> **Activities**:
- A) In the text on the Guarú language, rewrite the paragraph that begins "The only known vocabulary of Guaru" as a short bulleted list that keeps its main facts.
- B) From the text on the Guarú language, quote the passage from "Guarú (Garú) is" up to and including "by the Yucuna.".

> **Passage for review**:

☆ ☆ ☆ ☆

- Native to: Colombia
- Region: Miritiparaná River
- Ethnicity: Guarú
- Extinct: after 1937, with the death of Amanumá
- Language family: Arawakan NorthernUpper AmazonWestern NawikiYucunaGuarú; ; ; ; ;

Language codes
- ISO 639-3: –
- Glottolog: guar1294
- Linguasphere: 82-AFG-ba

= Guarú language =

Extinct Arawakan language

Guarú (Garú) is an extinct Arawakan language, considered a dialect of Yucuna, formerly spoken on the Miritiparaná River in Colombia.

== History ==

=== Documentation ===
The only known vocabulary of Guaru was collected by Father Bartolomé de Igualada in 1937 and received by French linguist Paul Rivet. Igualada had collected the wordlist from a 68-year-old man named Amanumá, whose father was Guaru and mother was Yucuna, and who was the last of the Guaru to speak their language. Amanumá could not speak Spanish and so Igualada had to make use of a Yucuna and a Matapí interpreter. The Yucuna reported that the group of Guaru numbered 15 men, five women, and an unknown number of children. Čestmír Loukotka (1968) reported that the language was still spoken in 1964. Henri Ramirez (2001) suggested that the Guaru were the same group as the Hurumi or Imíkee, as they were called by the Yucuna.

☆ ☆ ☆ ☆

> **Data extract**:
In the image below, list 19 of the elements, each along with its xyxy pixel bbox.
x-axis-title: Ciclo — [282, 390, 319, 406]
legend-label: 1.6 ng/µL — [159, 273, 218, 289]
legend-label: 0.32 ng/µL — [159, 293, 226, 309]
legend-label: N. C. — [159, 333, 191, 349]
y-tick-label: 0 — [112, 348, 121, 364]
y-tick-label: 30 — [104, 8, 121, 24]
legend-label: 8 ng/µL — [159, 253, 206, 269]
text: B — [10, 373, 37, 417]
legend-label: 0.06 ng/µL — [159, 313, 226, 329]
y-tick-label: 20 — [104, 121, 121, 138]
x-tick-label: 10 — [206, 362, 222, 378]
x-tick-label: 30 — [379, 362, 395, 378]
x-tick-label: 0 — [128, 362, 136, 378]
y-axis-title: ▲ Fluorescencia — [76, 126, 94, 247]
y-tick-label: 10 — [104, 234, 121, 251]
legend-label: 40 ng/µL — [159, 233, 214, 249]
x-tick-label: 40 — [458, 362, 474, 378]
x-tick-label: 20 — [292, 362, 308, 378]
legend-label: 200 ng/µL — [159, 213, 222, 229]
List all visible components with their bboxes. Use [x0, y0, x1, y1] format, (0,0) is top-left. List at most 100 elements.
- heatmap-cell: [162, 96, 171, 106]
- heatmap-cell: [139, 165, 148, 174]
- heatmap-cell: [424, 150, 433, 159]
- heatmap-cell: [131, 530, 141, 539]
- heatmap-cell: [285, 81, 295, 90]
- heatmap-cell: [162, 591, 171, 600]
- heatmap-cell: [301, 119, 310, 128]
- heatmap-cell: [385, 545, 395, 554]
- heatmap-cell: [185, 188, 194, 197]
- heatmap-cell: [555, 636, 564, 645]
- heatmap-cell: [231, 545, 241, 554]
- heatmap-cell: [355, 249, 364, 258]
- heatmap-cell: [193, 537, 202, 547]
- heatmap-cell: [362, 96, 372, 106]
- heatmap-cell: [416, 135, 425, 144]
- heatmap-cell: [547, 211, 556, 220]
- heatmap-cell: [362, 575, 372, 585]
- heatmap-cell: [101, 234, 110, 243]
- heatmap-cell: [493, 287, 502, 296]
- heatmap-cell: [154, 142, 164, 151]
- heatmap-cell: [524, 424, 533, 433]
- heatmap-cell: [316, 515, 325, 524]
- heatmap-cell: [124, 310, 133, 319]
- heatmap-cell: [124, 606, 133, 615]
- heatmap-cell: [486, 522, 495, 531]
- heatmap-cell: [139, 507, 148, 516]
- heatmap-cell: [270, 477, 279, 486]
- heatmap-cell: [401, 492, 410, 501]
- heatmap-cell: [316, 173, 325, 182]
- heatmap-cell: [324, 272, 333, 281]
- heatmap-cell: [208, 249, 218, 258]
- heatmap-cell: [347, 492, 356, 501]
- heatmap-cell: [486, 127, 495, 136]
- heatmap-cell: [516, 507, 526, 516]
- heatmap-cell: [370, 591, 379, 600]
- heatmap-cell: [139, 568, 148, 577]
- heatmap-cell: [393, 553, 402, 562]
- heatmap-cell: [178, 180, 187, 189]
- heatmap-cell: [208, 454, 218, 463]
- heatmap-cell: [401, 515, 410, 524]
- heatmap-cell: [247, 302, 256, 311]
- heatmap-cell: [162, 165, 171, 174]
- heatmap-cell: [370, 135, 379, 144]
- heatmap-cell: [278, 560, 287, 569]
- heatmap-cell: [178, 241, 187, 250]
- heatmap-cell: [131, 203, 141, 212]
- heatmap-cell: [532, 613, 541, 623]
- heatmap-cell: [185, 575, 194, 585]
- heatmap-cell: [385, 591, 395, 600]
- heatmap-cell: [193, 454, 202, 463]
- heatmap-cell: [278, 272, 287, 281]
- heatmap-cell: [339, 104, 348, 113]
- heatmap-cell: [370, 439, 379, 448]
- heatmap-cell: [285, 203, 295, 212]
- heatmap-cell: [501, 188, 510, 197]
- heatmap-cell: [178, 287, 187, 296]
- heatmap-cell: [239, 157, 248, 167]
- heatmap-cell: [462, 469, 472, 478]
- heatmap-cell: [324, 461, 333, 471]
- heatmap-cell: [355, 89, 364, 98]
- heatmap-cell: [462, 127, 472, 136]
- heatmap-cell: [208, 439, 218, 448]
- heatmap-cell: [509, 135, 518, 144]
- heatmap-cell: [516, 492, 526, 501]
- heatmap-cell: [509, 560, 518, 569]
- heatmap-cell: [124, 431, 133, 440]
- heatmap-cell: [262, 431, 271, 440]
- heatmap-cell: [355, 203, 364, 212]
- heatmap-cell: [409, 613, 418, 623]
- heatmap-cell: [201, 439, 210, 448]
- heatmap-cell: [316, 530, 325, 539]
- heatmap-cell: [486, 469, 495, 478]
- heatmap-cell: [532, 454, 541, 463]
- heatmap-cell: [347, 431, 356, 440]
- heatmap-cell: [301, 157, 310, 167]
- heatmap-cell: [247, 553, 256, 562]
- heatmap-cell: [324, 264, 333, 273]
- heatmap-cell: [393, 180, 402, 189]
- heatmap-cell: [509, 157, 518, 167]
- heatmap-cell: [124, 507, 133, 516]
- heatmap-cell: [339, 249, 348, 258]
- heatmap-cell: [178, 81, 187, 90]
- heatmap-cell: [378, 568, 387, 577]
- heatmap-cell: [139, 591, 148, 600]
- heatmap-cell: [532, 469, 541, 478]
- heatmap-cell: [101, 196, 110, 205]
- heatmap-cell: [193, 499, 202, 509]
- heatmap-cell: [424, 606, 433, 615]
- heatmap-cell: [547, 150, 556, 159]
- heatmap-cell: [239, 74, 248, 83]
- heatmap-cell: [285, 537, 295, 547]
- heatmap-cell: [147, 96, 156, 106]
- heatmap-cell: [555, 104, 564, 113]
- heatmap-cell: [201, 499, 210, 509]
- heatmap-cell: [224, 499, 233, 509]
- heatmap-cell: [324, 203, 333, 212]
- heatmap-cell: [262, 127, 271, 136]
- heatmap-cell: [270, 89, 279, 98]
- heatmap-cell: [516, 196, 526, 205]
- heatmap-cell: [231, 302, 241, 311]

☆ ☆ ☆ ☆

> **Solutions per task**:
- A)
- Father Bartolomé de Igualada collected the only known Guaru vocabulary in 1937, and French linguist Paul Rivet received it.
- The source was Amanumá, a 68-year-old man with a Guaru father and a Yucuna mother. He was the last Guaru speaker of the language.
- Amanumá spoke no Spanish, so Igualada used a Yucuna interpreter and a Matapí interpreter.
- According to the Yucuna, the Guaru group numbered 15 men, five women, and an unknown number of children.
- Čestmír Loukotka (1968) reported that the language was still spoken in 1964.
- Henri Ramirez (2001) suggested that the Guaru were the same group the Yucuna called Hurumi or Imíkee.

- B)
Guarú (Garú) is an extinct Arawakan language, considered a dialect of Yucuna, formerly spoken on the Miritiparaná River in Colombia.

== History ==

=== Documentation ===
The only known vocabulary of Guaru was collected by Father Bartolomé de Igualada in 1937 and received by French linguist Paul Rivet. Igualada had collected the wordlist from a 68-year-old man named Amanumá, whose father was Guaru and mother was Yucuna, and who was the last of the Guaru to speak their language. Amanumá could not speak Spanish and so Igualada had to make use of a Yucuna and a Matapí interpreter. The Yucuna reported that the group of Guaru numbered 15 men, five women, and an unknown number of children. Čestmír Loukotka (1968) reported that the language was still spoken in 1964. Henri Ramirez (2001) suggested that the Guaru were the same group as the Hurumi or Imíkee, as they were called by the Yucuna.